┌────────
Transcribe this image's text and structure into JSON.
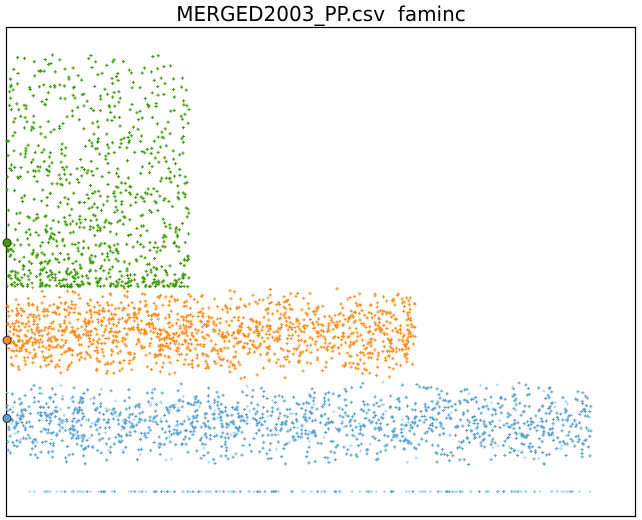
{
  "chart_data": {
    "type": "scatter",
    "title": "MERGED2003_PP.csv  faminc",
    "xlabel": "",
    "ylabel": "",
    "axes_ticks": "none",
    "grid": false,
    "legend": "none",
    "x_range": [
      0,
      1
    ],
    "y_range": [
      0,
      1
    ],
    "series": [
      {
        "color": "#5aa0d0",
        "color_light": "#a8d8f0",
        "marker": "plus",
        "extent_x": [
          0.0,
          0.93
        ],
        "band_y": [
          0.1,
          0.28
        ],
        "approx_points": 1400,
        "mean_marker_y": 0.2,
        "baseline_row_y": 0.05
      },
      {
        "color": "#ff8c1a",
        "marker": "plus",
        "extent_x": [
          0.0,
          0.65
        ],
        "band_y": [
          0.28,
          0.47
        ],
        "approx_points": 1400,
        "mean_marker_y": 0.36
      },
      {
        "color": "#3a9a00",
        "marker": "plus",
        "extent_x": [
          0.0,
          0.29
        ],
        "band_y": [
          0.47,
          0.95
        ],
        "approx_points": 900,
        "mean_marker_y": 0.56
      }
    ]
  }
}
└────────
┌────────
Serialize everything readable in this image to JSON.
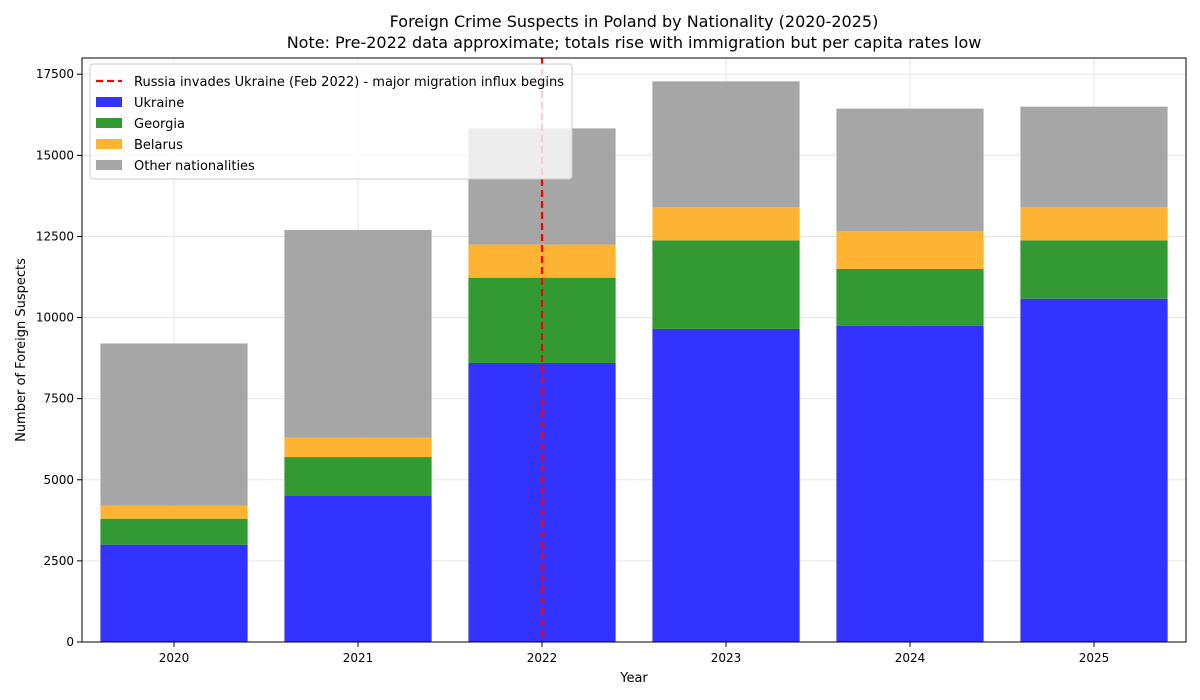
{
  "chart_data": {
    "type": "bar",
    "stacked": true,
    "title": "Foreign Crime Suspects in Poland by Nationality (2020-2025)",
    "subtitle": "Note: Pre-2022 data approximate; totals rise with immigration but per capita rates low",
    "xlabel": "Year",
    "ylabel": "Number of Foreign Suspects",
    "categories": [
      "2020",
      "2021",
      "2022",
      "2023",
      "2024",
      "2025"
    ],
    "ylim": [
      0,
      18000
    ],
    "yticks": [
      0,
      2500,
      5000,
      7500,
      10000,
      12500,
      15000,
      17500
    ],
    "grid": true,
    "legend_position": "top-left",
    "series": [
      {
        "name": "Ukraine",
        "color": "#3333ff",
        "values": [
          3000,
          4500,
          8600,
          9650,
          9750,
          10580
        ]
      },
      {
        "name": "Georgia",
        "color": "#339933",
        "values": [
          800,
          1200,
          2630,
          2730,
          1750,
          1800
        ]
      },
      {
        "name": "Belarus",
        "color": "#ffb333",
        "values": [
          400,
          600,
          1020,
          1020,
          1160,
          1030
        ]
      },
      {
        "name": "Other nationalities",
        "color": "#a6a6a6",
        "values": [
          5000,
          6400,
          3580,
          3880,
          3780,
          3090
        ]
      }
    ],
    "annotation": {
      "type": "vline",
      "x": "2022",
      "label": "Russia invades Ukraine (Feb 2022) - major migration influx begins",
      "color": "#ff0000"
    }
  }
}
└────────
┌────────
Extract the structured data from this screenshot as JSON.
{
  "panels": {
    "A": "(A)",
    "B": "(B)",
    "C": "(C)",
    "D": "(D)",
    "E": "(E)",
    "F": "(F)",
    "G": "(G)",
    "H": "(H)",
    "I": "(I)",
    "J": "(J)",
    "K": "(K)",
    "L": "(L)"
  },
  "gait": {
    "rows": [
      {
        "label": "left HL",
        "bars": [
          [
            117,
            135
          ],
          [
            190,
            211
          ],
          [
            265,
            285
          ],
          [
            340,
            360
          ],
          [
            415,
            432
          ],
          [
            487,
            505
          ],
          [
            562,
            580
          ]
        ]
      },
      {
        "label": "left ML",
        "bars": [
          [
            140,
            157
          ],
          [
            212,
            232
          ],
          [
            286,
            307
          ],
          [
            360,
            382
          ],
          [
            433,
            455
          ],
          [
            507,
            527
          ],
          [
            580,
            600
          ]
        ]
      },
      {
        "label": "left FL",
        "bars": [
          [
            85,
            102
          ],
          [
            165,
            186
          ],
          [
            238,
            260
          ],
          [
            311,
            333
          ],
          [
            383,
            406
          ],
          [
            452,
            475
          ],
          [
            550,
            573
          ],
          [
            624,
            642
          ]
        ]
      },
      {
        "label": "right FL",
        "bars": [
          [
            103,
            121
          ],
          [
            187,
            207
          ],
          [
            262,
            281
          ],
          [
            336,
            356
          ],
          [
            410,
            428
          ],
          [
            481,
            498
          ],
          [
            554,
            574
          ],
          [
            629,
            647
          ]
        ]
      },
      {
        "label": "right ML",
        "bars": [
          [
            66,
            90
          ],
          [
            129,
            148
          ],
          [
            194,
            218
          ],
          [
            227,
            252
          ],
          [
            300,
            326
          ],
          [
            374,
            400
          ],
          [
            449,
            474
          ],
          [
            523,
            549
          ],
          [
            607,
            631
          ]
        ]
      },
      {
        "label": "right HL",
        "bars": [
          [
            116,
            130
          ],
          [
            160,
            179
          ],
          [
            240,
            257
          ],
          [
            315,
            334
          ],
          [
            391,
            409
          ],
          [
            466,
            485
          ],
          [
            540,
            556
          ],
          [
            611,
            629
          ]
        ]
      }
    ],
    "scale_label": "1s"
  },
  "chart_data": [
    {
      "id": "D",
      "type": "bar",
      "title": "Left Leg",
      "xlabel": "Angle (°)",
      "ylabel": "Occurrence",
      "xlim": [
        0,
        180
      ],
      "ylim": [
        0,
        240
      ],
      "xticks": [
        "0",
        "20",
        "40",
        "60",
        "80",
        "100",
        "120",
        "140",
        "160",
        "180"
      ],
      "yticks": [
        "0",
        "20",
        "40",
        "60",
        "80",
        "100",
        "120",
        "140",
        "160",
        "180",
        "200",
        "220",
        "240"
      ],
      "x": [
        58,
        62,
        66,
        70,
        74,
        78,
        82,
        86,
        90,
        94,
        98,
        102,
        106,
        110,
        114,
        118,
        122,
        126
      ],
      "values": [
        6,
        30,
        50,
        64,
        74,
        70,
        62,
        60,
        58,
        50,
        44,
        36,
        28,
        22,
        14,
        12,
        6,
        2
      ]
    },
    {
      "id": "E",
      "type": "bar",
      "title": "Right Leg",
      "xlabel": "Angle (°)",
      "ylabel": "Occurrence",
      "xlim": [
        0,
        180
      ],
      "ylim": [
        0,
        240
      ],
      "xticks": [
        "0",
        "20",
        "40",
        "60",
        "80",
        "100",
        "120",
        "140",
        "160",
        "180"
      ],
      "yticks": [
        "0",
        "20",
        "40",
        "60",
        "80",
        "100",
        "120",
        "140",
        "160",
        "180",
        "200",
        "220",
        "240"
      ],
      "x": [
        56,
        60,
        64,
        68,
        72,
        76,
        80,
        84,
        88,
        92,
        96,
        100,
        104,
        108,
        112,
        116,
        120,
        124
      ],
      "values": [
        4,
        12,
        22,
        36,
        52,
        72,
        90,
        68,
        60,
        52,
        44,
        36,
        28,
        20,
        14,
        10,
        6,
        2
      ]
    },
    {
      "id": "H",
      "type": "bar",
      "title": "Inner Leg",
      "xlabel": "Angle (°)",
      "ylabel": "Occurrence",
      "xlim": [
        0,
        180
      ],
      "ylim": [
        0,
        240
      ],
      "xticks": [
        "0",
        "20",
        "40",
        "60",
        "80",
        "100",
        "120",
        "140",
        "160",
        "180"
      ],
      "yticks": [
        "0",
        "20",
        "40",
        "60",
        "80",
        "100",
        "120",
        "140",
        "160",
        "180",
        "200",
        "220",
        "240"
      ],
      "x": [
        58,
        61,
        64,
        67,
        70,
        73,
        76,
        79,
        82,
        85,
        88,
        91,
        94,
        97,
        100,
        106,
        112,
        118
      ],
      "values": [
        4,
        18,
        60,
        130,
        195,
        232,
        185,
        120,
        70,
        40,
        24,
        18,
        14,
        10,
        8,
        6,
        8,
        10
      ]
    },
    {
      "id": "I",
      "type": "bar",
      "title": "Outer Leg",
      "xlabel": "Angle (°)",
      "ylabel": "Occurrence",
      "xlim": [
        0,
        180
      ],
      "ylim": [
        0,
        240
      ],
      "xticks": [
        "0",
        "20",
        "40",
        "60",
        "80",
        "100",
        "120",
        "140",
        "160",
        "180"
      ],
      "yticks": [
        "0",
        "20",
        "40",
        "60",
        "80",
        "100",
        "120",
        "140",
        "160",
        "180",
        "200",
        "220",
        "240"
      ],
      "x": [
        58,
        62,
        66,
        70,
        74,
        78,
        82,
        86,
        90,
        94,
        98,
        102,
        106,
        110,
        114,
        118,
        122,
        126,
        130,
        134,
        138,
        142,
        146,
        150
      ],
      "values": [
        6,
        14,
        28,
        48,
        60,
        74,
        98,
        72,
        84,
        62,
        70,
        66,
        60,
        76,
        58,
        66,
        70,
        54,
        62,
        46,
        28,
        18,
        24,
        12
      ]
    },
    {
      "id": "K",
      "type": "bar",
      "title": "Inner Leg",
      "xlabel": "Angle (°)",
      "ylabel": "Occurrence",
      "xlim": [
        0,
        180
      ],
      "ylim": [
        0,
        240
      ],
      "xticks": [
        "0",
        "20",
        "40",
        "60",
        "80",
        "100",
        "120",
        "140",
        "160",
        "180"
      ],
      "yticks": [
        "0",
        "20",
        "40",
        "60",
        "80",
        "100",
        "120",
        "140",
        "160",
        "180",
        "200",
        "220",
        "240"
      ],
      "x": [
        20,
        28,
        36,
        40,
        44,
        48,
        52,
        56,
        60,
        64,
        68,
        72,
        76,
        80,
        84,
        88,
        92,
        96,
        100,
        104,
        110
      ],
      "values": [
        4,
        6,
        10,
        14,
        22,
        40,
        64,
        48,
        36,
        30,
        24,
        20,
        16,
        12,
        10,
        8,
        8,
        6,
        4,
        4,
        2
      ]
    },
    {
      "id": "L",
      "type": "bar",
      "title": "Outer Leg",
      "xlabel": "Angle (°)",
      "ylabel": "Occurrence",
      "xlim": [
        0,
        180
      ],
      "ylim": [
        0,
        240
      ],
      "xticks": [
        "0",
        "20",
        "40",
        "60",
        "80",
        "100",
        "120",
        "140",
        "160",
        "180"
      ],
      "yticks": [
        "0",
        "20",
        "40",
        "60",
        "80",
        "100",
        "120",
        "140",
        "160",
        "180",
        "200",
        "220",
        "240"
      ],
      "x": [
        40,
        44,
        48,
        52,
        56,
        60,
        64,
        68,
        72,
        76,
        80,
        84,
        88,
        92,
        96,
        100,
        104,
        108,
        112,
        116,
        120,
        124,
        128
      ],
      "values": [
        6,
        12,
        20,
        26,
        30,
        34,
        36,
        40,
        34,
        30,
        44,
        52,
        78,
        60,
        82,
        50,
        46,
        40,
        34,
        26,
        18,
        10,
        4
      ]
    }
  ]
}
└────────
▸ What needs to be done
Look over the records above and copy each line that includes the string "name".

▸ Response
        "name": "Ukraine",
        "name": "Georgia",
        "name": "Belarus",
        "name": "Other nationalities",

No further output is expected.